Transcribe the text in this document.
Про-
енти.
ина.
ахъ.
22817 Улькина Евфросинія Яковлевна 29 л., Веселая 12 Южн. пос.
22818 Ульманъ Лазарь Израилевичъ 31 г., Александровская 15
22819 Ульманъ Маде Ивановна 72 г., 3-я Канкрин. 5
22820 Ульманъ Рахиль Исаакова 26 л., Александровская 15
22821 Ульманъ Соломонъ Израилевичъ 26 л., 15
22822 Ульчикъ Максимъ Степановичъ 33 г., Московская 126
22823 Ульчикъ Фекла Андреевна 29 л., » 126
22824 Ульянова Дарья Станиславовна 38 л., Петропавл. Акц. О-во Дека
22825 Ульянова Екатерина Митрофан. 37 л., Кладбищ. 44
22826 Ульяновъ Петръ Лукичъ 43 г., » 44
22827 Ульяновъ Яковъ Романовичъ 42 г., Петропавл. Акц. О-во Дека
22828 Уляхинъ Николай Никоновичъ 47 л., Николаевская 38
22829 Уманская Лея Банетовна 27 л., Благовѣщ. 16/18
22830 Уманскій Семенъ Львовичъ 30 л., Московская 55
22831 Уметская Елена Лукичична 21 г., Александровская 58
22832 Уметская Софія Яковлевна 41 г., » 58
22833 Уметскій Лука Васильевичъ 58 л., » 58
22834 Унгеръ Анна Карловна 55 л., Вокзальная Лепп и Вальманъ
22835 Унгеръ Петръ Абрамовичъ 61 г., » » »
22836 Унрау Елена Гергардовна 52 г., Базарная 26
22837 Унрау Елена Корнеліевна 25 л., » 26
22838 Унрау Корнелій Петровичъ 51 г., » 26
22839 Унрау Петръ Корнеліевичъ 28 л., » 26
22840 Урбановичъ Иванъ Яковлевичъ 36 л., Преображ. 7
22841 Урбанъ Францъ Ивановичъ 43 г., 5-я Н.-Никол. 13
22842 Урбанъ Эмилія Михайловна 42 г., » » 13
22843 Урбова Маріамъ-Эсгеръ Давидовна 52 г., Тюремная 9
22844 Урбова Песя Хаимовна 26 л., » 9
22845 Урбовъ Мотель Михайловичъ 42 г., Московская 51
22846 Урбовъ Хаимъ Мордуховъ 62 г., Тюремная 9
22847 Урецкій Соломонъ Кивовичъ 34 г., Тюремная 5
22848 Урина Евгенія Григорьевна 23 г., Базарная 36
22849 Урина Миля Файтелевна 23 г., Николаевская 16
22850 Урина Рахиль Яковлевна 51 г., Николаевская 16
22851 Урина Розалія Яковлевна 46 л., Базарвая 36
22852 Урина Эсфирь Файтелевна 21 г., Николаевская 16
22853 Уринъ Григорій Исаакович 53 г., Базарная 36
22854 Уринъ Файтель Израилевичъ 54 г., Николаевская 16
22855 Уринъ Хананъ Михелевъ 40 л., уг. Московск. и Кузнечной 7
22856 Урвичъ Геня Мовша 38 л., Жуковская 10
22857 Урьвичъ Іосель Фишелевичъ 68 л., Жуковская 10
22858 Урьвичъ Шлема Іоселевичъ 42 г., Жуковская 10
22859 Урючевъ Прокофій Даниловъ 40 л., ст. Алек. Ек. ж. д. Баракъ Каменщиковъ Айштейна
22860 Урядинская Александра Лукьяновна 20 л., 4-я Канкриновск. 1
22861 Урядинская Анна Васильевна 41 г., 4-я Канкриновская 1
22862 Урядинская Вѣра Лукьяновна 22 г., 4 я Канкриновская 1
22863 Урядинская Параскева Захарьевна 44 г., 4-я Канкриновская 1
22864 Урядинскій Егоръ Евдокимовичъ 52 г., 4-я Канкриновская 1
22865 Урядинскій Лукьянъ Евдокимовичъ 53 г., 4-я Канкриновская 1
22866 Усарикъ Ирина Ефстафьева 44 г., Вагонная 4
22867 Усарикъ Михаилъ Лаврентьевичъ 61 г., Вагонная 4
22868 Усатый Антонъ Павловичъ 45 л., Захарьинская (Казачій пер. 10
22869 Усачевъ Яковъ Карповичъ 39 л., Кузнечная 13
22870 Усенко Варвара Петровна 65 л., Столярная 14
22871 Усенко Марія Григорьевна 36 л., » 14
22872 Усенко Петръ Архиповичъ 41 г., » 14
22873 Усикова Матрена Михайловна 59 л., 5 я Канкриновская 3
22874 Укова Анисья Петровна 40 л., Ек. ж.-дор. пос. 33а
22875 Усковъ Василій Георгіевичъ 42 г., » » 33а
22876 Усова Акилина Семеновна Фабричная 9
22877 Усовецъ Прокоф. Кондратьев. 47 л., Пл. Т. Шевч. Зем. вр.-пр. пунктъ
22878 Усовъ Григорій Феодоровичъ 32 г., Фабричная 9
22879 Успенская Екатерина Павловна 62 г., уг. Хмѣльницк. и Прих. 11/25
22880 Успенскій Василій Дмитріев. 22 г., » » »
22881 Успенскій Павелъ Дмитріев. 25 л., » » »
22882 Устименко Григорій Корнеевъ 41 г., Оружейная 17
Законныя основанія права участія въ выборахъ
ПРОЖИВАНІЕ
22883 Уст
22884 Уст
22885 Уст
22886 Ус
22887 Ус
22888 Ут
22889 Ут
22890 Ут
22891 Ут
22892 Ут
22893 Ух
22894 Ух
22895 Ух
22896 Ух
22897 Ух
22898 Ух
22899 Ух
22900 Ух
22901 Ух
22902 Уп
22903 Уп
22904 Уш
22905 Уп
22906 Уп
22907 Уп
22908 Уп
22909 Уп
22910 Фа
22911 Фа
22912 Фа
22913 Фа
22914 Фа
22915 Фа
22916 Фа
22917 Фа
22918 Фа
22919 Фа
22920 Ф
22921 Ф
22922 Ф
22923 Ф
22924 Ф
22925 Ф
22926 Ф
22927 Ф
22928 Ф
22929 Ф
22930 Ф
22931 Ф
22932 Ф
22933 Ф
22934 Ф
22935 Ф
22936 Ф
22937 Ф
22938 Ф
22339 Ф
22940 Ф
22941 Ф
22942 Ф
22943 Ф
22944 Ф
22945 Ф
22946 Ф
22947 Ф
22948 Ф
--- --- ---
[Do this]: Pull every line containing "Жуковская" from the material above.

[Result of the exercise]:
22856 Урвичъ Геня Мовша 38 л., Жуковская 10
22857 Урьвичъ Іосель Фишелевичъ 68 л., Жуковская 10
22858 Урьвичъ Шлема Іоселевичъ 42 г., Жуковская 10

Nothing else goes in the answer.